====== PROVIDED MATERIAL ======
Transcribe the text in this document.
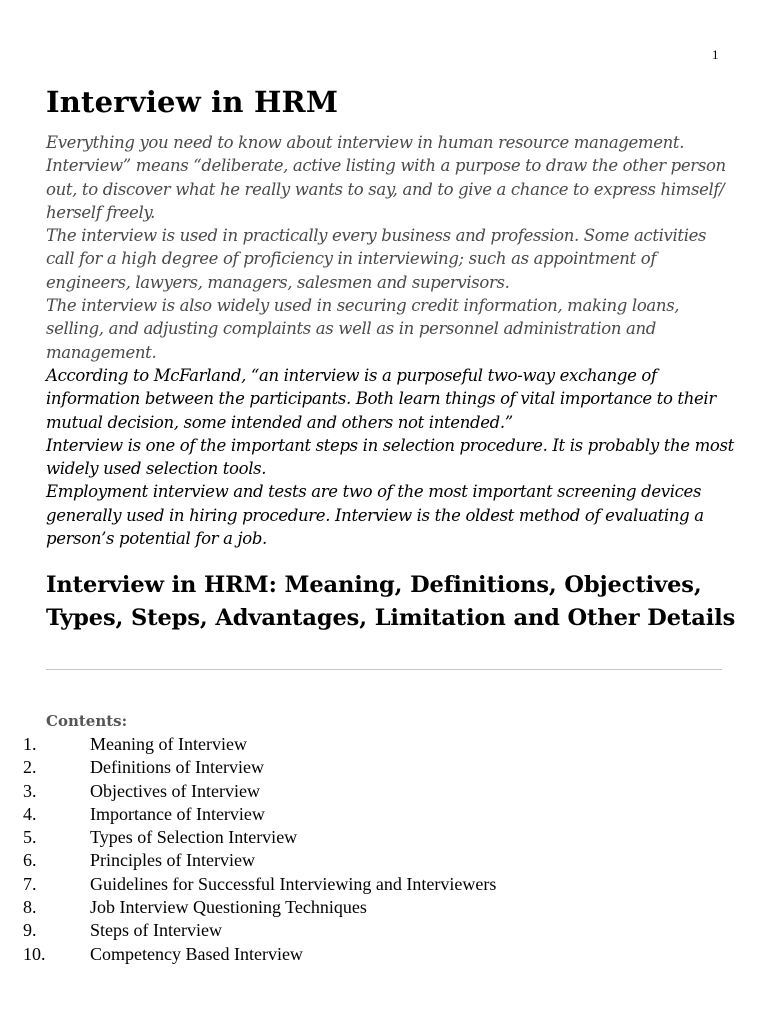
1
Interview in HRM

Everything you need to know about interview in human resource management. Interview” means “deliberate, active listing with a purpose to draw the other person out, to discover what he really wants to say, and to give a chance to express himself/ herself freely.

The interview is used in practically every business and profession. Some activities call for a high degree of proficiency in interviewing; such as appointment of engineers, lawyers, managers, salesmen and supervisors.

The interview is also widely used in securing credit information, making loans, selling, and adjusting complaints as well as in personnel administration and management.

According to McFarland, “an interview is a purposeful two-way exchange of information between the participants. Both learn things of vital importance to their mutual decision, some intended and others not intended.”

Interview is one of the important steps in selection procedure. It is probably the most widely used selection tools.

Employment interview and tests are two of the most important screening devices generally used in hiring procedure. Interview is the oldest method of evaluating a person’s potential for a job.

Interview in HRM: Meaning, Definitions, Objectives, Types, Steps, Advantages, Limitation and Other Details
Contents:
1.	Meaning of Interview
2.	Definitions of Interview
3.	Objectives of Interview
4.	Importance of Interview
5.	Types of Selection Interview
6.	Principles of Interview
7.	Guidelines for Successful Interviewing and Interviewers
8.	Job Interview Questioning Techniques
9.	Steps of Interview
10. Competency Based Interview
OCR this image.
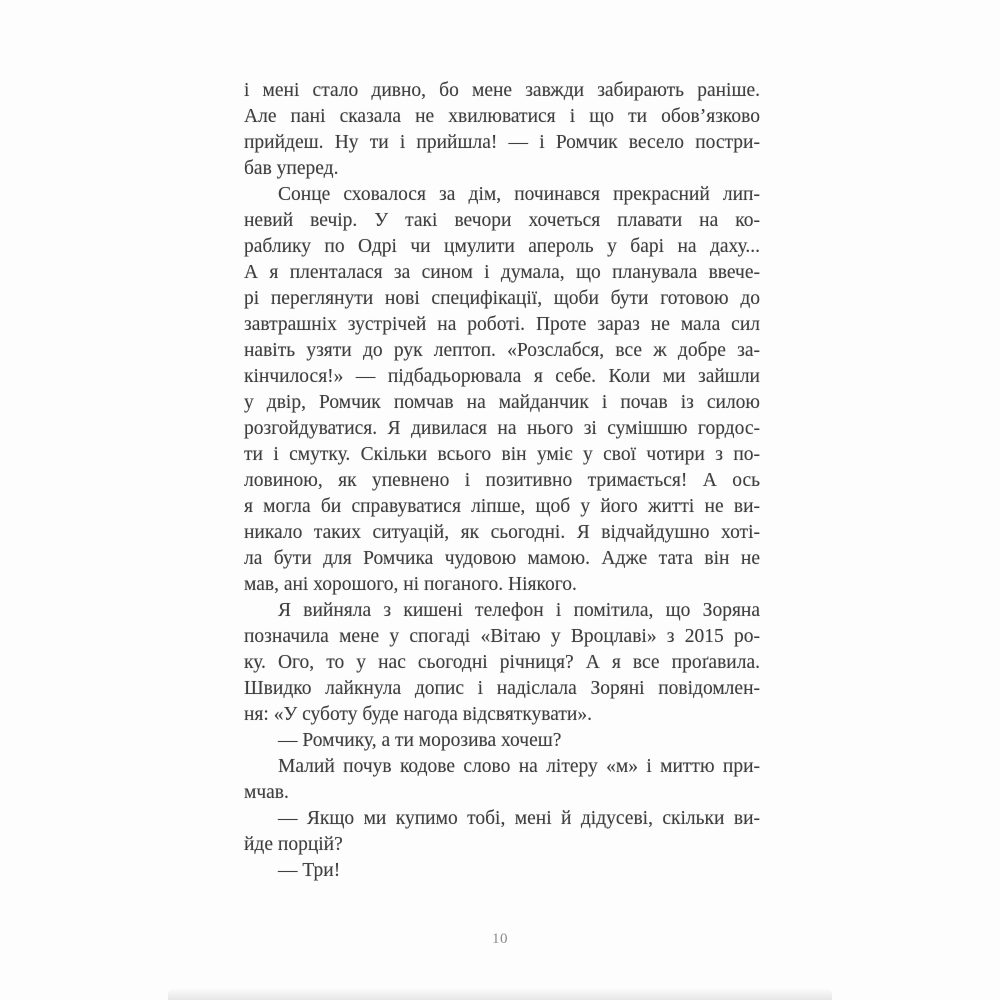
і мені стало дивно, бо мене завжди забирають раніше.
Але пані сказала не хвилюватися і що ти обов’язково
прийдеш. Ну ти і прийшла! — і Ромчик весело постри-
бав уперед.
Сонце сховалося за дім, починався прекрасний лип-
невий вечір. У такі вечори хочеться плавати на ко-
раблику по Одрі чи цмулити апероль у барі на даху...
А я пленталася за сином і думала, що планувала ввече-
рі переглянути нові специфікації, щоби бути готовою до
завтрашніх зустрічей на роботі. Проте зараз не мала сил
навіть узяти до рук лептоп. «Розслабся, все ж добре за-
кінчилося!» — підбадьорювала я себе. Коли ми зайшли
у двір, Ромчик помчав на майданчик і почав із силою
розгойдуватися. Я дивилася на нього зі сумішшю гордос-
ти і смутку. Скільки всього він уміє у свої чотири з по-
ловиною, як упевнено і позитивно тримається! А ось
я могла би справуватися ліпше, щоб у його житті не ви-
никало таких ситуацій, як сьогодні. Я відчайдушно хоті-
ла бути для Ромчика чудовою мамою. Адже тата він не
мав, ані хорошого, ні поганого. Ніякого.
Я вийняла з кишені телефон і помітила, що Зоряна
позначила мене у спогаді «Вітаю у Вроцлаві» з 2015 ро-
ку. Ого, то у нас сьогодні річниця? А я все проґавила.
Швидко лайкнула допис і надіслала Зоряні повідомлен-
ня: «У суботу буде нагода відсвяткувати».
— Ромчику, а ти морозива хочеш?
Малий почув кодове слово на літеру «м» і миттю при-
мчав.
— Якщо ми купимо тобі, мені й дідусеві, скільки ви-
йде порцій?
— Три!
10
======
Repeat the listing above exactly, with no pictures.

Transcribe the text in this document.
1
Interview in HRM

Everything you need to know about interview in human resource management. Interview” means “deliberate, active listing with a purpose to draw the other person out, to discover what he really wants to say, and to give a chance to express himself/ herself freely.

The interview is used in practically every business and profession. Some activities call for a high degree of proficiency in interviewing; such as appointment of engineers, lawyers, managers, salesmen and supervisors.

The interview is also widely used in securing credit information, making loans, selling, and adjusting complaints as well as in personnel administration and management.

According to McFarland, “an interview is a purposeful two-way exchange of information between the participants. Both learn things of vital importance to their mutual decision, some intended and others not intended.”

Interview is one of the important steps in selection procedure. It is probably the most widely used selection tools.

Employment interview and tests are two of the most important screening devices generally used in hiring procedure. Interview is the oldest method of evaluating a person’s potential for a job.

Interview in HRM: Meaning, Definitions, Objectives, Types, Steps, Advantages, Limitation and Other Details
Contents:
1.	Meaning of Interview
2.	Definitions of Interview
3.	Objectives of Interview
4.	Importance of Interview
5.	Types of Selection Interview
6.	Principles of Interview
7.	Guidelines for Successful Interviewing and Interviewers
8.	Job Interview Questioning Techniques
9.	Steps of Interview
10. Competency Based Interview
OCR this image.
і мені стало дивно, бо мене завжди забирають раніше.
Але пані сказала не хвилюватися і що ти обов’язково
прийдеш. Ну ти і прийшла! — і Ромчик весело постри-
бав уперед.
Сонце сховалося за дім, починався прекрасний лип-
невий вечір. У такі вечори хочеться плавати на ко-
раблику по Одрі чи цмулити апероль у барі на даху...
А я пленталася за сином і думала, що планувала ввече-
рі переглянути нові специфікації, щоби бути готовою до
завтрашніх зустрічей на роботі. Проте зараз не мала сил
навіть узяти до рук лептоп. «Розслабся, все ж добре за-
кінчилося!» — підбадьорювала я себе. Коли ми зайшли
у двір, Ромчик помчав на майданчик і почав із силою
розгойдуватися. Я дивилася на нього зі сумішшю гордос-
ти і смутку. Скільки всього він уміє у свої чотири з по-
ловиною, як упевнено і позитивно тримається! А ось
я могла би справуватися ліпше, щоб у його житті не ви-
никало таких ситуацій, як сьогодні. Я відчайдушно хоті-
ла бути для Ромчика чудовою мамою. Адже тата він не
мав, ані хорошого, ні поганого. Ніякого.
Я вийняла з кишені телефон і помітила, що Зоряна
позначила мене у спогаді «Вітаю у Вроцлаві» з 2015 ро-
ку. Ого, то у нас сьогодні річниця? А я все проґавила.
Швидко лайкнула допис і надіслала Зоряні повідомлен-
ня: «У суботу буде нагода відсвяткувати».
— Ромчику, а ти морозива хочеш?
Малий почув кодове слово на літеру «м» і миттю при-
мчав.
— Якщо ми купимо тобі, мені й дідусеві, скільки ви-
йде порцій?
— Три!
10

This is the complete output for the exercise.